» Consigne 1:
Reproduisez le passage de l'extrait sur la datation de Q compris entre « Datation : On date » et « le préfet Florus. », bornes incluses.

» Extrait du document:
------

Datation : On date la rédaction de Q entre 40 et 70. Theissen pense que la polémique contre les Pharisiens (Q 11,39ss) situe la rédaction dans la première tranche, donc entre 40 et 55, car l’hostilité entre Pharisiens et chrétiens s'affaiblit par la suite.  C'est possible, mais il est difficile de l'affirmer avec certitude. Parler de la période 40-60 est plus prudent, en tous les cas avant la rédaction de Mc. Plus tard n'est guère possible : l'essor du fanatisme zélote en Palestine a rendu l'atmosphère insupportable pour les porteurs d'un message d'amour des ennemis (Q 6,27-28). La montée de l'effervescence nationaliste en Israël conduira, comme on sait, à l'éclatement du conflit en 66 déjà sous le préfet Florus.

------

» Consigne 2:
Présentez sous forme de liste JSON de chaînes, une chaîne par ligne et sans les lignes vides, les lignes du listing comprises entre celle qui contient « Localize each UI » et celle qui contient « label: control panel PCBA middle: PCBA », incluses, et rien d'autre.

------

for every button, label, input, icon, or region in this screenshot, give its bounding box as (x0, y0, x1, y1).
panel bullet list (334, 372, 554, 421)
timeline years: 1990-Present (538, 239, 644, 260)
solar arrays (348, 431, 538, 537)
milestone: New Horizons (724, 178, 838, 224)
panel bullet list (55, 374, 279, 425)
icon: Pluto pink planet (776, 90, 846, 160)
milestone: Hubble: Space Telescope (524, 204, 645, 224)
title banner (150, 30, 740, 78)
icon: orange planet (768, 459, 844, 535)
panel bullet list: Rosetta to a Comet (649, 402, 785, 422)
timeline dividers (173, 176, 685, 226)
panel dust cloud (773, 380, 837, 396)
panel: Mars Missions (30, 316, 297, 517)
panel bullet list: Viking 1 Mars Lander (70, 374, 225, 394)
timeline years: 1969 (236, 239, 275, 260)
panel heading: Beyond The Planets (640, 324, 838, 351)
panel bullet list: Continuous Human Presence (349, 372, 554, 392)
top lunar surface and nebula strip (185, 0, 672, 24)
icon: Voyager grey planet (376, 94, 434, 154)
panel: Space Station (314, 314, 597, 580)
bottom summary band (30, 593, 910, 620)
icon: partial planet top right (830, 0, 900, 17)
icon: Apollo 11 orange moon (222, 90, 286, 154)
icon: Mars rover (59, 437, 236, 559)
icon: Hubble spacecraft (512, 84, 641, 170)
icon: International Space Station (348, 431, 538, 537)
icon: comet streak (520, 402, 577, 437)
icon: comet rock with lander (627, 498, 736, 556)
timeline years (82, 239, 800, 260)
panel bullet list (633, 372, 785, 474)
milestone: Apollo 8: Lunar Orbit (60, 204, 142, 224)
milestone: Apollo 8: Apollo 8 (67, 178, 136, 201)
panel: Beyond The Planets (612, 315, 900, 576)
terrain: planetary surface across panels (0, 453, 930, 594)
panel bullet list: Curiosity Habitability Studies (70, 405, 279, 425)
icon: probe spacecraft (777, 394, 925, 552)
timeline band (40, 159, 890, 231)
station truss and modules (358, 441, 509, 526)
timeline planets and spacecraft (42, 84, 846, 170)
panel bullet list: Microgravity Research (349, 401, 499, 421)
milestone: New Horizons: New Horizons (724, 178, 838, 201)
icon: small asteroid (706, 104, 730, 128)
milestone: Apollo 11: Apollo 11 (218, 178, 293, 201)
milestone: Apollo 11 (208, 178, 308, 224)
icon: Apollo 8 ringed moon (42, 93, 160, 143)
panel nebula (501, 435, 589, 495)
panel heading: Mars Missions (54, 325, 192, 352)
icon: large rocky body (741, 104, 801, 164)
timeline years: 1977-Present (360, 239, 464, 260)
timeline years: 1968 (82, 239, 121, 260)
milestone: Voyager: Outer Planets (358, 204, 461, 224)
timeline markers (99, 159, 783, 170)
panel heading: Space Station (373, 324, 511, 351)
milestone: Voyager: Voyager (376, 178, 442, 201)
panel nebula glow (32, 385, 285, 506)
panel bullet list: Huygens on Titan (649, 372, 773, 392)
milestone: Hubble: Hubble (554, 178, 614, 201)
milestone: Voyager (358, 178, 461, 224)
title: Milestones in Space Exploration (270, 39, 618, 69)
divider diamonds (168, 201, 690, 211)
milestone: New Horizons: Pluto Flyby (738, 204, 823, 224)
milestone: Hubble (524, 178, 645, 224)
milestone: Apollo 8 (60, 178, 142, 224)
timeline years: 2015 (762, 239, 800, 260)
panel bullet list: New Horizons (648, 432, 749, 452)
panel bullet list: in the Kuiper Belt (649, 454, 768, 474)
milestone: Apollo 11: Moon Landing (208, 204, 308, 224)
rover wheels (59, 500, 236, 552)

------

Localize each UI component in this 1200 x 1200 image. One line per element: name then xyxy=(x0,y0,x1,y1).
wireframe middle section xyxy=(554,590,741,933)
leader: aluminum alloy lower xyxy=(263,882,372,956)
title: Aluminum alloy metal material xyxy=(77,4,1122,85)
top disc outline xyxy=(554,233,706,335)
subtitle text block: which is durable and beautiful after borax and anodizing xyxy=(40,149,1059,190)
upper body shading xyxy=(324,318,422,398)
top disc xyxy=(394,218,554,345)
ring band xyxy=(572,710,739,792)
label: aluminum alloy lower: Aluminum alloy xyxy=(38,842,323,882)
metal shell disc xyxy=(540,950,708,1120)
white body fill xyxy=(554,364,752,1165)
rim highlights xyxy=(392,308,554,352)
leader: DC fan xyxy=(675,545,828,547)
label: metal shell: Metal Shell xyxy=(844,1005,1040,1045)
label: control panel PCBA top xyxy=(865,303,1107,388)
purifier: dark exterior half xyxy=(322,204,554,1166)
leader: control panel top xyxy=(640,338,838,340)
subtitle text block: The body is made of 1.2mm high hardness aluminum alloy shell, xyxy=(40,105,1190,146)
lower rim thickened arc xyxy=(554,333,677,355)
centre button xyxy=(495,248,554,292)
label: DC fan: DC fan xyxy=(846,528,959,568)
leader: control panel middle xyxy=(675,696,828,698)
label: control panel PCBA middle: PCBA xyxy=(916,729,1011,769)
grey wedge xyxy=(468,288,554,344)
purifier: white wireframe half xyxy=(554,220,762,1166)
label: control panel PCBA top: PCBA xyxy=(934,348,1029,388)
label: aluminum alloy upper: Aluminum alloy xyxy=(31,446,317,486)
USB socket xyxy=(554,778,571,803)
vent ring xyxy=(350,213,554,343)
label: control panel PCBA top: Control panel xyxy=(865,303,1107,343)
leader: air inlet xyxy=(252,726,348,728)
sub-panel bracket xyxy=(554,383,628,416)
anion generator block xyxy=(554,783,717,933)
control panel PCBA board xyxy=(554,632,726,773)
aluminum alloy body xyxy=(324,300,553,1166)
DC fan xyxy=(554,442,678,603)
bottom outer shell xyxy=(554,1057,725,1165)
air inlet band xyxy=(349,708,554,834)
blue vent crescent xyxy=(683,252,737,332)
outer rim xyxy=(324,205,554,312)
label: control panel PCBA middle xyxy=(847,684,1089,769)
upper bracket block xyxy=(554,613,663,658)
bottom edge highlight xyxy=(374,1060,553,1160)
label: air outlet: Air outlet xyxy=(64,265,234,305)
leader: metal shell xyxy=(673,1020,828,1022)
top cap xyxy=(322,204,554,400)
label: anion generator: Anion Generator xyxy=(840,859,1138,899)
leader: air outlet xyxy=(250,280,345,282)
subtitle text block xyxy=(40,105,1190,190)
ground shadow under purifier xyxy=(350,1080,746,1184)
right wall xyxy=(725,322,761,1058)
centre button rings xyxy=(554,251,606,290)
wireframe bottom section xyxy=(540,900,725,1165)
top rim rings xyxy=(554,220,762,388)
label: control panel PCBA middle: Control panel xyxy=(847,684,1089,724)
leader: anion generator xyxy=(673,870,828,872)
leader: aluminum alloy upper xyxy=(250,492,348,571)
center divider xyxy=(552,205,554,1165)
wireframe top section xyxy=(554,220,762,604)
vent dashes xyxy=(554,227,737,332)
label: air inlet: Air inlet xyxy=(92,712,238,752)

------

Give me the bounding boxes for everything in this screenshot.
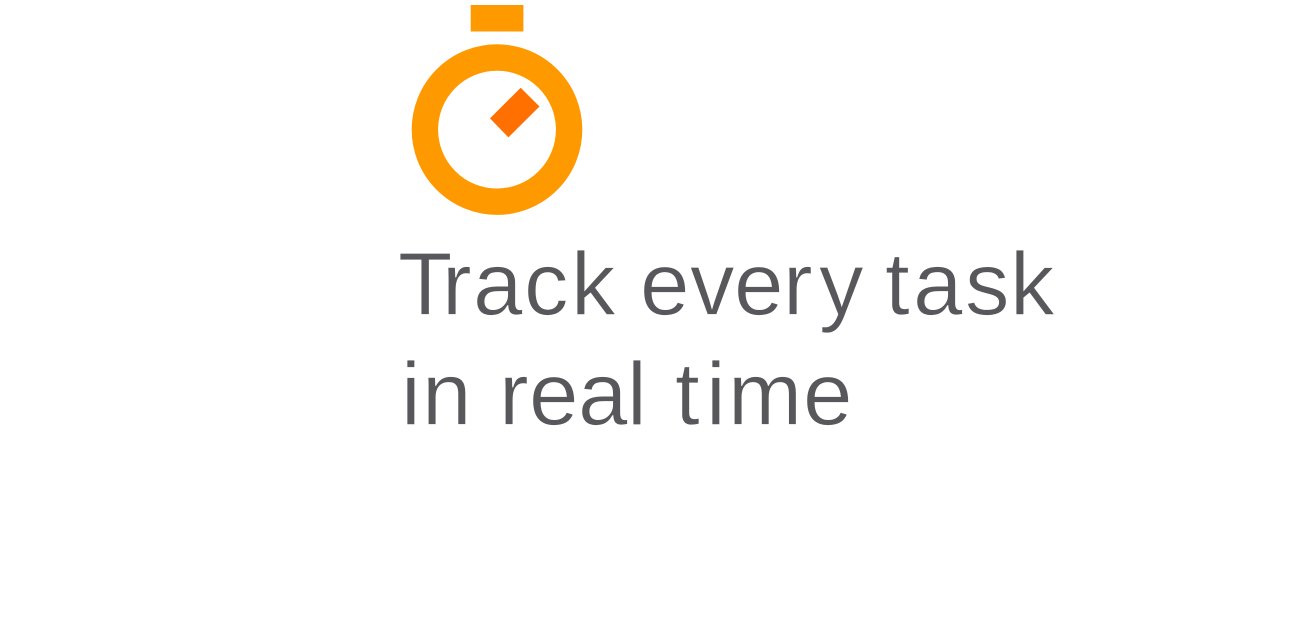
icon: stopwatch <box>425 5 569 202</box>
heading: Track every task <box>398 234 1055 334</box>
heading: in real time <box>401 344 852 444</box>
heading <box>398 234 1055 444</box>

------

» Résultat 1:
Datation : On date la rédaction de Q entre 40 et 70. Theissen pense que la polémique contre les Pharisiens (Q 11,39ss) situe la rédaction dans la première tranche, donc entre 40 et 55, car l’hostilité entre Pharisiens et chrétiens s'affaiblit par la suite.  C'est possible, mais il est difficile de l'affirmer avec certitude. Parler de la période 40-60 est plus prudent, en tous les cas avant la rédaction de Mc. Plus tard n'est guère possible : l'essor du fanatisme zélote en Palestine a rendu l'atmosphère insupportable pour les porteurs d'un message d'amour des ennemis (Q 6,27-28). La montée de l'effervescence nationaliste en Israël conduira, comme on sait, à l'éclatement du conflit en 66 déjà sous le préfet Florus.

» Résultat 2:
[
  "Localize each UI component in this 1200 x 1200 image. One line per element: name then xyxy=(x0,y0,x1,y1).",
  "wireframe middle section xyxy=(554,590,741,933)",
  "leader: aluminum alloy lower xyxy=(263,882,372,956)",
  "title: Aluminum alloy metal material xyxy=(77,4,1122,85)",
  "top disc outline xyxy=(554,233,706,335)",
  "subtitle text block: which is durable and beautiful after borax and anodizing xyxy=(40,149,1059,190)",
  "upper body shading xyxy=(324,318,422,398)",
  "top disc xyxy=(394,218,554,345)",
  "ring band xyxy=(572,710,739,792)",
  "label: aluminum alloy lower: Aluminum alloy xyxy=(38,842,323,882)",
  "metal shell disc xyxy=(540,950,708,1120)",
  "white body fill xyxy=(554,364,752,1165)",
  "rim highlights xyxy=(392,308,554,352)",
  "leader: DC fan xyxy=(675,545,828,547)",
  "label: metal shell: Metal Shell xyxy=(844,1005,1040,1045)",
  "label: control panel PCBA top xyxy=(865,303,1107,388)",
  "purifier: dark exterior half xyxy=(322,204,554,1166)",
  "leader: control panel top xyxy=(640,338,838,340)",
  "subtitle text block: The body is made of 1.2mm high hardness aluminum alloy shell, xyxy=(40,105,1190,146)",
  "lower rim thickened arc xyxy=(554,333,677,355)",
  "centre button xyxy=(495,248,554,292)",
  "label: DC fan: DC fan xyxy=(846,528,959,568)",
  "leader: control panel middle xyxy=(675,696,828,698)",
  "label: control panel PCBA middle: PCBA xyxy=(916,729,1011,769)"
]